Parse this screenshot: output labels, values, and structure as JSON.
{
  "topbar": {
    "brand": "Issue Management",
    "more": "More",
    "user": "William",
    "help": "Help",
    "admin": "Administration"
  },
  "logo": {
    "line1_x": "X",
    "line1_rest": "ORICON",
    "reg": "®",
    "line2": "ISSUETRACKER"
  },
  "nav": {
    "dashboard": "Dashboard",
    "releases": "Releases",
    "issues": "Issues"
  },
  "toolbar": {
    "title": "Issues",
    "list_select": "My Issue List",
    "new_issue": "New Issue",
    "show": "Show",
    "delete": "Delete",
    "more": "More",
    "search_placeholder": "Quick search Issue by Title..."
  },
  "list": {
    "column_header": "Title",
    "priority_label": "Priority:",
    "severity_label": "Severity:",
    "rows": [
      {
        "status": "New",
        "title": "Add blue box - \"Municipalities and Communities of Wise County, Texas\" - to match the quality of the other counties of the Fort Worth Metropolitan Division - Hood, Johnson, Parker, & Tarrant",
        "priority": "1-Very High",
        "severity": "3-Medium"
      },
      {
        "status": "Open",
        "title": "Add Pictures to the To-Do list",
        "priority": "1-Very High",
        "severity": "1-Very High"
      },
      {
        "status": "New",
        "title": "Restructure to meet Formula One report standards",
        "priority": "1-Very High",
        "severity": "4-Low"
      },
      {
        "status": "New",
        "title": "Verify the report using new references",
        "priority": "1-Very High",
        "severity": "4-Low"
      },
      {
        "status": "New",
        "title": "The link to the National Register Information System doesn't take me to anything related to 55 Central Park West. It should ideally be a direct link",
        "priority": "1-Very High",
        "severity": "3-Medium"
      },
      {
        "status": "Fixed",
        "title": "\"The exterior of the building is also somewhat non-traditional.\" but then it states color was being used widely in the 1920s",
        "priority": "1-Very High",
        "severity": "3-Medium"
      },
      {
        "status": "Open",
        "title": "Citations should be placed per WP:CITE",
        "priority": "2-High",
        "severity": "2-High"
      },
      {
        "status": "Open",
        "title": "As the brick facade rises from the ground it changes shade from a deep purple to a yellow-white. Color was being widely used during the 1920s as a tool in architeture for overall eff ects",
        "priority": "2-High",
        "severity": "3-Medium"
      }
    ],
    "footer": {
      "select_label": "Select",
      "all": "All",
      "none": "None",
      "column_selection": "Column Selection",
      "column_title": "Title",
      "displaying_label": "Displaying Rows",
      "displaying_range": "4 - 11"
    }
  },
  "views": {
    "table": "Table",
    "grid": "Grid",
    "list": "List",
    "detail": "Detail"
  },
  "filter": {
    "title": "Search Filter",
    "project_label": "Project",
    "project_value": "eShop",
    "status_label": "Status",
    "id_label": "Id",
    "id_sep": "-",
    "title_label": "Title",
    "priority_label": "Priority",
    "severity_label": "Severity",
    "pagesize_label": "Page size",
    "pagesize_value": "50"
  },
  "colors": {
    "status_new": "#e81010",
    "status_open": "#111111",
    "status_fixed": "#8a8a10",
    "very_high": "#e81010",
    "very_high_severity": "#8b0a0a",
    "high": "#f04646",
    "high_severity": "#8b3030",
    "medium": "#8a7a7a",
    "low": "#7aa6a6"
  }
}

### What the task requires
Write out every record shown above, word for word.

### Response to the exercise
Parse this screenshot: output labels, values, and structure as JSON.
{
  "topbar": {
    "brand": "Issue Management",
    "more": "More",
    "user": "William",
    "help": "Help",
    "admin": "Administration"
  },
  "logo": {
    "line1_x": "X",
    "line1_rest": "ORICON",
    "reg": "®",
    "line2": "ISSUETRACKER"
  },
  "nav": {
    "dashboard": "Dashboard",
    "releases": "Releases",
    "issues": "Issues"
  },
  "toolbar": {
    "title": "Issues",
    "list_select": "My Issue List",
    "new_issue": "New Issue",
    "show": "Show",
    "delete": "Delete",
    "more": "More",
    "search_placeholder": "Quick search Issue by Title..."
  },
  "list": {
    "column_header": "Title",
    "priority_label": "Priority:",
    "severity_label": "Severity:",
    "rows": [
      {
        "status": "New",
        "title": "Add blue box - \"Municipalities and Communities of Wise County, Texas\" - to match the quality of the other counties of the Fort Worth Metropolitan Division - Hood, Johnson, Parker, & Tarrant",
        "priority": "1-Very High",
        "severity": "3-Medium"
      },
      {
        "status": "Open",
        "title": "Add Pictures to the To-Do list",
        "priority": "1-Very High",
        "severity": "1-Very High"
      },
      {
        "status": "New",
        "title": "Restructure to meet Formula One report standards",
        "priority": "1-Very High",
        "severity": "4-Low"
      },
      {
        "status": "New",
        "title": "Verify the report using new references",
        "priority": "1-Very High",
        "severity": "4-Low"
      },
      {
        "status": "New",
        "title": "The link to the National Register Information System doesn't take me to anything related to 55 Central Park West. It should ideally be a direct link",
        "priority": "1-Very High",
        "severity": "3-Medium"
      },
      {
        "status": "Fixed",
        "title": "\"The exterior of the building is also somewhat non-traditional.\" but then it states color was being used widely in the 1920s",
        "priority": "1-Very High",
        "severity": "3-Medium"
      },
      {
        "status": "Open",
        "title": "Citations should be placed per WP:CITE",
        "priority": "2-High",
        "severity": "2-High"
      },
      {
        "status": "Open",
        "title": "As the brick facade rises from the ground it changes shade from a deep purple to a yellow-white. Color was being widely used during the 1920s as a tool in architeture for overall eff ects",
        "priority": "2-High",
        "severity": "3-Medium"
      }
    ],
    "footer": {
      "select_label": "Select",
      "all": "All",
      "none": "None",
      "column_selection": "Column Selection",
      "column_title": "Title",
      "displaying_label": "Displaying Rows",
      "displaying_range": "4 - 11"
    }
  },
  "views": {
    "table": "Table",
    "grid": "Grid",
    "list": "List",
    "detail": "Detail"
  },
  "filter": {
    "title": "Search Filter",
    "project_label": "Project",
    "project_value": "eShop",
    "status_label": "Status",
    "id_label": "Id",
    "id_sep": "-",
    "title_label": "Title",
    "priority_label": "Priority",
    "severity_label": "Severity",
    "pagesize_label": "Page size",
    "pagesize_value": "50"
  },
  "colors": {
    "status_new": "#e81010",
    "status_open": "#111111",
    "status_fixed": "#8a8a10",
    "very_high": "#e81010",
    "very_high_severity": "#8b0a0a",
    "high": "#f04646",
    "high_severity": "#8b3030",
    "medium": "#8a7a7a",
    "low": "#7aa6a6"
  }
}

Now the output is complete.